## What you need to do
Return every line of the data below that includes the string "jscode".

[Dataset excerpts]
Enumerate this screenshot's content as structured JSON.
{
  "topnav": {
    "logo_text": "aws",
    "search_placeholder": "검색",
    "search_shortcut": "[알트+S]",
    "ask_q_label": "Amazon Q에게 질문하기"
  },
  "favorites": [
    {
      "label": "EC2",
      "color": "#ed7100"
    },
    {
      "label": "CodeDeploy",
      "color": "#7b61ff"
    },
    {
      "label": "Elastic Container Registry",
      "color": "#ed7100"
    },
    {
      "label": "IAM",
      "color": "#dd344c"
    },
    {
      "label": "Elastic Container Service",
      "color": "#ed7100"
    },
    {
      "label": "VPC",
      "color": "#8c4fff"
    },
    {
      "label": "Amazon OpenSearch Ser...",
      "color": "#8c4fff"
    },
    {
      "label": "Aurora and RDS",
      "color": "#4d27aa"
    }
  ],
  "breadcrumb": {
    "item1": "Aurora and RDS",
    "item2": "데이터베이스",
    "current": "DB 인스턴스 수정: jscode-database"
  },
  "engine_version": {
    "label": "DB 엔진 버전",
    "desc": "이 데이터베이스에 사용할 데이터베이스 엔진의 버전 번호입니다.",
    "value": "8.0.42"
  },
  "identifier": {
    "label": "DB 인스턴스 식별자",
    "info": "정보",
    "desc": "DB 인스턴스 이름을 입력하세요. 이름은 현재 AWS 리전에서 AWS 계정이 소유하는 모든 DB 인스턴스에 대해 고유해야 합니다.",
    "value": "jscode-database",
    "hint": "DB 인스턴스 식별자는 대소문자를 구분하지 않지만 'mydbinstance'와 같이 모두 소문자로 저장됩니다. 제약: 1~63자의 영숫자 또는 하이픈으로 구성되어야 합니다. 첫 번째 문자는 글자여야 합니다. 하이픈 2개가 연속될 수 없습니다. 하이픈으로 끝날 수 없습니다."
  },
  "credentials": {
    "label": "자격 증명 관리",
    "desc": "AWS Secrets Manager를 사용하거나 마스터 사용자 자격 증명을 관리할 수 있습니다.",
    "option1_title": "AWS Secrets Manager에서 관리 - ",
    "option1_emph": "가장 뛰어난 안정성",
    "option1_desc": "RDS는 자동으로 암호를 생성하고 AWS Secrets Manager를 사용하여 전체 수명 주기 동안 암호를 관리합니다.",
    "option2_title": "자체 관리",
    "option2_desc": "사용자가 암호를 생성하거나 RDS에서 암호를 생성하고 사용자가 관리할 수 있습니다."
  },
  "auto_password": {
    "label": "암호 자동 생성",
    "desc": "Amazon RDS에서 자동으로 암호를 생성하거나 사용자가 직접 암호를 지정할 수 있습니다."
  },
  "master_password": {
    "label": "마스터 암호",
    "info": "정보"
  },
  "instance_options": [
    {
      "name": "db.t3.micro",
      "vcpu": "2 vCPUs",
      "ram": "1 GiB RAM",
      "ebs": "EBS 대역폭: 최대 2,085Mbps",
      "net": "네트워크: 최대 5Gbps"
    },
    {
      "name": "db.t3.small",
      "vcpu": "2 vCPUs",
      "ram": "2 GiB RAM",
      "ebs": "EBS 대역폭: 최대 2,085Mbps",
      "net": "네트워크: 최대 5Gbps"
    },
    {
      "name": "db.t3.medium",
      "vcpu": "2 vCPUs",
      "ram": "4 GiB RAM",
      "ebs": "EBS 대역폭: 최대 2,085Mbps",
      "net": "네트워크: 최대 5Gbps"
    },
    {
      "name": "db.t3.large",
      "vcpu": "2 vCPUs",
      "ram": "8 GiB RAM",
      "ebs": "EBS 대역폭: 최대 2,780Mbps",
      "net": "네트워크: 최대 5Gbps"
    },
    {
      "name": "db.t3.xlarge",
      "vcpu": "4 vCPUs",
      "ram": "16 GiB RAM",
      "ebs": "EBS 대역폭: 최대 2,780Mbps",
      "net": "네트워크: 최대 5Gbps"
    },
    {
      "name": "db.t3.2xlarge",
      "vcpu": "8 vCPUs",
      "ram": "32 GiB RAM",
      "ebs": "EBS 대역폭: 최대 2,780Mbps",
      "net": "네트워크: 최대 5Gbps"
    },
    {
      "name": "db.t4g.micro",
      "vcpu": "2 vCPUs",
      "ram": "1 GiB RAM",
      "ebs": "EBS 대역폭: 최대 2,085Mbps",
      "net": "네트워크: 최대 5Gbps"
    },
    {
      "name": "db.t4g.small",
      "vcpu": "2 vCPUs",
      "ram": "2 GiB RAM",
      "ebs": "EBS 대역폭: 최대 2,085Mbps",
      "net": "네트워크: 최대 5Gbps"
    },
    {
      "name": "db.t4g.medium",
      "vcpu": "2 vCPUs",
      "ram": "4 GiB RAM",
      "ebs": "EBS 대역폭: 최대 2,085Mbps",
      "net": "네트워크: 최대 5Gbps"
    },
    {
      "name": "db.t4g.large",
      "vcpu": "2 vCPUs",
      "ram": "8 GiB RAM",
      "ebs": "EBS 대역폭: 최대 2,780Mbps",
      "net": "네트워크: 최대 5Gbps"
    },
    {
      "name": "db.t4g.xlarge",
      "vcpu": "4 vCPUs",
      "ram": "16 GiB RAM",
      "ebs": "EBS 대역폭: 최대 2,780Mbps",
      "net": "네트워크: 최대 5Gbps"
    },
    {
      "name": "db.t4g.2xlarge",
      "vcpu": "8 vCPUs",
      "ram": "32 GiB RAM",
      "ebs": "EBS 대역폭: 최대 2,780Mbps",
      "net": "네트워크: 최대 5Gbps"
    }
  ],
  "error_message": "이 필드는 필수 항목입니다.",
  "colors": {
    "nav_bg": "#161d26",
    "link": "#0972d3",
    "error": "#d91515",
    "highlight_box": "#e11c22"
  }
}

## Response for this exercise
    "current": "DB 인스턴스 수정: jscode-database"
    "value": "jscode-database",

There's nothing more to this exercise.